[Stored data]

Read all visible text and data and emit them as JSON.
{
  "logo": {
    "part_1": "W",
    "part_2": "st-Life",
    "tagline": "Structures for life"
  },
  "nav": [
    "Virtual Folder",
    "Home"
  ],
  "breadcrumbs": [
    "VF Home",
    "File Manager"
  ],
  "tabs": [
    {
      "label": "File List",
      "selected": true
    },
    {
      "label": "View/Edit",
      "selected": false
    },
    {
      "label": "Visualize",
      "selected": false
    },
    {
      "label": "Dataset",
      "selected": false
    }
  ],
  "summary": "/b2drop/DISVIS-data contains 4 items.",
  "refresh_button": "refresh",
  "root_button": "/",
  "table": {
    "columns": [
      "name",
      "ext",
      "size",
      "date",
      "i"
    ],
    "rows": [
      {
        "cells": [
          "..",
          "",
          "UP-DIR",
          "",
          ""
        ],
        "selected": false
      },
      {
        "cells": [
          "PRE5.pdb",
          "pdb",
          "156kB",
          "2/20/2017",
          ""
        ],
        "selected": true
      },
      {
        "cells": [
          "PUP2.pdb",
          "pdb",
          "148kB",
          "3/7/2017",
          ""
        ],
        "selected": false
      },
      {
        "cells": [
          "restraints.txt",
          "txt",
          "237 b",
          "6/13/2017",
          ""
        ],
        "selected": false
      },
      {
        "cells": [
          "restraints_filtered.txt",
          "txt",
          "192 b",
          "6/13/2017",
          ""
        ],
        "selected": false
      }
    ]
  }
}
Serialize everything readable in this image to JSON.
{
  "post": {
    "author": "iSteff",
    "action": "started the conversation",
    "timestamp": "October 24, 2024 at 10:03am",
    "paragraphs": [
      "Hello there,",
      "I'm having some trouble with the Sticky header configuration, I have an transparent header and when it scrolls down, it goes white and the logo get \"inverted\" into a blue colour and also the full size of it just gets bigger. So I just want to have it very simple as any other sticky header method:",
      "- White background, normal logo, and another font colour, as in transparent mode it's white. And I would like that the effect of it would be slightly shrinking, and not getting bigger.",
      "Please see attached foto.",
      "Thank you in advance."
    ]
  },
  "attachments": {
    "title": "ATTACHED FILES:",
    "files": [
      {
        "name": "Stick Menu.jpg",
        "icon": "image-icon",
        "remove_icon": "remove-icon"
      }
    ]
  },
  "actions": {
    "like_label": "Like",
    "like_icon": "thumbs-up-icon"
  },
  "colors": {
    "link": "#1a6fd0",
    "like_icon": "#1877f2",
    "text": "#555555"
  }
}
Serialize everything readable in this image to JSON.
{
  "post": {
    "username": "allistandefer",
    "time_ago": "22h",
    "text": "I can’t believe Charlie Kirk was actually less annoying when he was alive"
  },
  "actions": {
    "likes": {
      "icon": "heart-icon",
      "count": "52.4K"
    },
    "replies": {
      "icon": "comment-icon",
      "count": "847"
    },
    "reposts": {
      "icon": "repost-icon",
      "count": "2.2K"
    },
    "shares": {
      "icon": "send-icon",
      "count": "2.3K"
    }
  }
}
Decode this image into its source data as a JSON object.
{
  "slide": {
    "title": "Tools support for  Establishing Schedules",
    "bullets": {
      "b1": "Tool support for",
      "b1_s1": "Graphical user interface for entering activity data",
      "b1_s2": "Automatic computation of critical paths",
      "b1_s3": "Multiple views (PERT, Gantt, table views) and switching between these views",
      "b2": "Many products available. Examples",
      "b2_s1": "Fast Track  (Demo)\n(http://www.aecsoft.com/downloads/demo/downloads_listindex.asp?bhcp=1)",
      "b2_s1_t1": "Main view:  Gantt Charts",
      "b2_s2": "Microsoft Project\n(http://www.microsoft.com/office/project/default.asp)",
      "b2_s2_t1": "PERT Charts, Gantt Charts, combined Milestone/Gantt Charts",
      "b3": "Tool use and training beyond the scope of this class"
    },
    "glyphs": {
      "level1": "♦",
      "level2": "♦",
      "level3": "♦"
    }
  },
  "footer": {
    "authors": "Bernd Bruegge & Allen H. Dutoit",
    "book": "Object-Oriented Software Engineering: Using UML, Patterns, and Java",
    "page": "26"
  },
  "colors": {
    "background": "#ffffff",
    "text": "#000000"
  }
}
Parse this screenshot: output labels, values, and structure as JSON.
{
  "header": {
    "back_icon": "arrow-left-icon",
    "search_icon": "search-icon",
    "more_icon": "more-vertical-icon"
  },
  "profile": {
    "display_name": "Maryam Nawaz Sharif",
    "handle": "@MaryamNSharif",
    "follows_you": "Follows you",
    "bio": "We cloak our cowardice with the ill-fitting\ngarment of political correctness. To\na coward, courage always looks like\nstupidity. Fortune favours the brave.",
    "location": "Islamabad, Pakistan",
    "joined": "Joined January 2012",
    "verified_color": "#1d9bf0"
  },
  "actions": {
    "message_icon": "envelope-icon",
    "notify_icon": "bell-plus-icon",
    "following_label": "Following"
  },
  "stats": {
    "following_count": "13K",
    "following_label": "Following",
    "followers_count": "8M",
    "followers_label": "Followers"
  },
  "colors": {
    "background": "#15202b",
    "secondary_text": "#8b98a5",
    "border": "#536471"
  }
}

- **DO THIS**
Collect the lines of the records that include the string "bigger".

- **TASK RESULT**
      "I'm having some trouble with the Sticky header configuration, I have an transparent header and when it scrolls down, it goes white and the logo get \"inverted\" into a blue colour and also the full size of it just gets bigger. So I just want to have it very simple as any other sticky header method:",
      "- White background, normal logo, and another font colour, as in transparent mode it's white. And I would like that the effect of it would be slightly shrinking, and not getting bigger.",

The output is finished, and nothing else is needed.